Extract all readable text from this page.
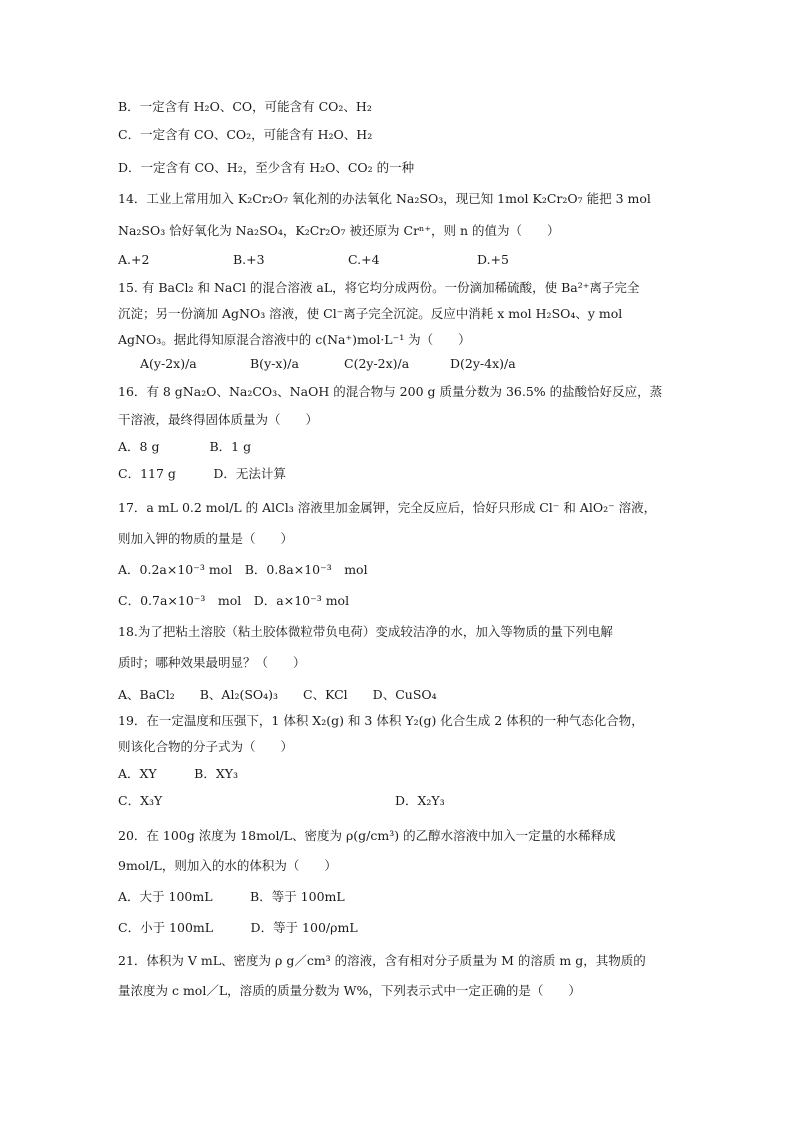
B．一定含有 H₂O、CO，可能含有 CO₂、H₂
C．一定含有 CO、CO₂，可能含有 H₂O、H₂
D．一定含有 CO、H₂，至少含有 H₂O、CO₂ 的一种
14．工业上常用加入 K₂Cr₂O₇ 氧化剂的办法氧化 Na₂SO₃，现已知 1mol K₂Cr₂O₇ 能把 3 mol
Na₂SO₃ 恰好氧化为 Na₂SO₄，K₂Cr₂O₇ 被还原为 Crⁿ⁺，则 n 的值为（　　）
A.+2	B.+3	C.+4	D.+5
15. 有 BaCl₂ 和 NaCl 的混合溶液 aL，将它均分成两份。一份滴加稀硫酸，使 Ba²⁺离子完全
沉淀；另一份滴加 AgNO₃ 溶液，使 Cl⁻离子完全沉淀。反应中消耗 x mol H₂SO₄、y mol
AgNO₃。据此得知原混合溶液中的 c(Na⁺)mol·L⁻¹ 为（　　）
A(y-2x)/a	B(y-x)/a	C(2y-2x)/a	D(2y-4x)/a
16．有 8 gNa₂O、Na₂CO₃、NaOH 的混合物与 200 g 质量分数为 36.5% 的盐酸恰好反应，蒸
干溶液，最终得固体质量为（　　）
A．8 g　　　　B．1 g
C．117 g　　　D．无法计算
17．a mL 0.2 mol/L 的 AlCl₃ 溶液里加金属钾，完全反应后，恰好只形成 Cl⁻ 和 AlO₂⁻ 溶液，
则加入钾的物质的量是（　　）
A．0.2a×10⁻³ mol　B．0.8a×10⁻³　mol
C．0.7a×10⁻³　mol　D．a×10⁻³ mol
18.为了把粘土溶胶（粘土胶体微粒带负电荷）变成较洁净的水，加入等物质的量下列电解
质时；哪种效果最明显？（　　）
A、BaCl₂　　B、Al₂(SO₄)₃　　C、KCl　　D、CuSO₄
19．在一定温度和压强下，1 体积 X₂(g) 和 3 体积 Y₂(g) 化合生成 2 体积的一种气态化合物，
则该化合物的分子式为（　　）
A．XY　　　B．XY₃
C．X₃Y	D．X₂Y₃
20．在 100g 浓度为 18mol/L、密度为 ρ(g/cm³) 的乙醇水溶液中加入一定量的水稀释成
9mol/L，则加入的水的体积为（　　）
A．大于 100mL　　　B．等于 100mL
C．小于 100mL　　　D．等于 100/ρmL
21．体积为 V mL、密度为 ρ g／cm³ 的溶液，含有相对分子质量为 M 的溶质 m g，其物质的
量浓度为 c mol／L，溶质的质量分数为 W%，下列表示式中一定正确的是（　　）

|---|

Exercise prompt -
Exclude the pictures and transcribe all of the entries exactly.

Reply -
Extract all readable text from this page.
B．一定含有 H₂O、CO，可能含有 CO₂、H₂
C．一定含有 CO、CO₂，可能含有 H₂O、H₂
D．一定含有 CO、H₂，至少含有 H₂O、CO₂ 的一种
14．工业上常用加入 K₂Cr₂O₇ 氧化剂的办法氧化 Na₂SO₃，现已知 1mol K₂Cr₂O₇ 能把 3 mol
Na₂SO₃ 恰好氧化为 Na₂SO₄，K₂Cr₂O₇ 被还原为 Crⁿ⁺，则 n 的值为（　　）
A.+2	B.+3	C.+4	D.+5
15. 有 BaCl₂ 和 NaCl 的混合溶液 aL，将它均分成两份。一份滴加稀硫酸，使 Ba²⁺离子完全
沉淀；另一份滴加 AgNO₃ 溶液，使 Cl⁻离子完全沉淀。反应中消耗 x mol H₂SO₄、y mol
AgNO₃。据此得知原混合溶液中的 c(Na⁺)mol·L⁻¹ 为（　　）
A(y-2x)/a	B(y-x)/a	C(2y-2x)/a	D(2y-4x)/a
16．有 8 gNa₂O、Na₂CO₃、NaOH 的混合物与 200 g 质量分数为 36.5% 的盐酸恰好反应，蒸
干溶液，最终得固体质量为（　　）
A．8 g　　　　B．1 g
C．117 g　　　D．无法计算
17．a mL 0.2 mol/L 的 AlCl₃ 溶液里加金属钾，完全反应后，恰好只形成 Cl⁻ 和 AlO₂⁻ 溶液，
则加入钾的物质的量是（　　）
A．0.2a×10⁻³ mol　B．0.8a×10⁻³　mol
C．0.7a×10⁻³　mol　D．a×10⁻³ mol
18.为了把粘土溶胶（粘土胶体微粒带负电荷）变成较洁净的水，加入等物质的量下列电解
质时；哪种效果最明显？（　　）
A、BaCl₂　　B、Al₂(SO₄)₃　　C、KCl　　D、CuSO₄
19．在一定温度和压强下，1 体积 X₂(g) 和 3 体积 Y₂(g) 化合生成 2 体积的一种气态化合物，
则该化合物的分子式为（　　）
A．XY　　　B．XY₃
C．X₃Y	D．X₂Y₃
20．在 100g 浓度为 18mol/L、密度为 ρ(g/cm³) 的乙醇水溶液中加入一定量的水稀释成
9mol/L，则加入的水的体积为（　　）
A．大于 100mL　　　B．等于 100mL
C．小于 100mL　　　D．等于 100/ρmL
21．体积为 V mL、密度为 ρ g／cm³ 的溶液，含有相对分子质量为 M 的溶质 m g，其物质的
量浓度为 c mol／L，溶质的质量分数为 W%，下列表示式中一定正确的是（　　）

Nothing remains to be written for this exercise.